→ AIM OF THE EXERCISE
Give the data a second time, exactly and in full.

Stored data entries
::::::
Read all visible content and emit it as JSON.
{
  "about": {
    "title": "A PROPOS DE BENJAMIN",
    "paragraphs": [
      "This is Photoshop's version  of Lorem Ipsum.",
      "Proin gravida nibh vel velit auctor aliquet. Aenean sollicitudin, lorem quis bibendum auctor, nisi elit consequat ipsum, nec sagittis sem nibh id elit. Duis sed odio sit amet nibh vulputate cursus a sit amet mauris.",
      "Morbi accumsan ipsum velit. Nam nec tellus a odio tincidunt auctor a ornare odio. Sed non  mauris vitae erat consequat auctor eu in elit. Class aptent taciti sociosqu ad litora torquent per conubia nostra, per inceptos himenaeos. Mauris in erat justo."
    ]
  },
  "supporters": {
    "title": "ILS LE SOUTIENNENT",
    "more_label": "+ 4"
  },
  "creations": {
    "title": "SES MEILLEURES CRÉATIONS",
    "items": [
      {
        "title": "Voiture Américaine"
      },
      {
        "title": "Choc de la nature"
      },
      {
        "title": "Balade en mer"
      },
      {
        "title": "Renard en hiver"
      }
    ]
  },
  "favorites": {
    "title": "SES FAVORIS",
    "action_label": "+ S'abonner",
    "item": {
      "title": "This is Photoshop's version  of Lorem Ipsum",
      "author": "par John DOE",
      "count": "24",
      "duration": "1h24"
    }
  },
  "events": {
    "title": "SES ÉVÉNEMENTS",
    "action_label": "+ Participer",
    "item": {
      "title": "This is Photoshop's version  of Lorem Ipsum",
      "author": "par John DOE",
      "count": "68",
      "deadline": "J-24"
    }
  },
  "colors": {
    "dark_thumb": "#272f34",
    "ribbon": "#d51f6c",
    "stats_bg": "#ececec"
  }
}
::::::
→ SOLUTION FOR THIS TASK
Read all visible content and emit it as JSON.
{
  "about": {
    "title": "A PROPOS DE BENJAMIN",
    "paragraphs": [
      "This is Photoshop's version  of Lorem Ipsum.",
      "Proin gravida nibh vel velit auctor aliquet. Aenean sollicitudin, lorem quis bibendum auctor, nisi elit consequat ipsum, nec sagittis sem nibh id elit. Duis sed odio sit amet nibh vulputate cursus a sit amet mauris.",
      "Morbi accumsan ipsum velit. Nam nec tellus a odio tincidunt auctor a ornare odio. Sed non  mauris vitae erat consequat auctor eu in elit. Class aptent taciti sociosqu ad litora torquent per conubia nostra, per inceptos himenaeos. Mauris in erat justo."
    ]
  },
  "supporters": {
    "title": "ILS LE SOUTIENNENT",
    "more_label": "+ 4"
  },
  "creations": {
    "title": "SES MEILLEURES CRÉATIONS",
    "items": [
      {
        "title": "Voiture Américaine"
      },
      {
        "title": "Choc de la nature"
      },
      {
        "title": "Balade en mer"
      },
      {
        "title": "Renard en hiver"
      }
    ]
  },
  "favorites": {
    "title": "SES FAVORIS",
    "action_label": "+ S'abonner",
    "item": {
      "title": "This is Photoshop's version  of Lorem Ipsum",
      "author": "par John DOE",
      "count": "24",
      "duration": "1h24"
    }
  },
  "events": {
    "title": "SES ÉVÉNEMENTS",
    "action_label": "+ Participer",
    "item": {
      "title": "This is Photoshop's version  of Lorem Ipsum",
      "author": "par John DOE",
      "count": "68",
      "deadline": "J-24"
    }
  },
  "colors": {
    "dark_thumb": "#272f34",
    "ribbon": "#d51f6c",
    "stats_bg": "#ececec"
  }
}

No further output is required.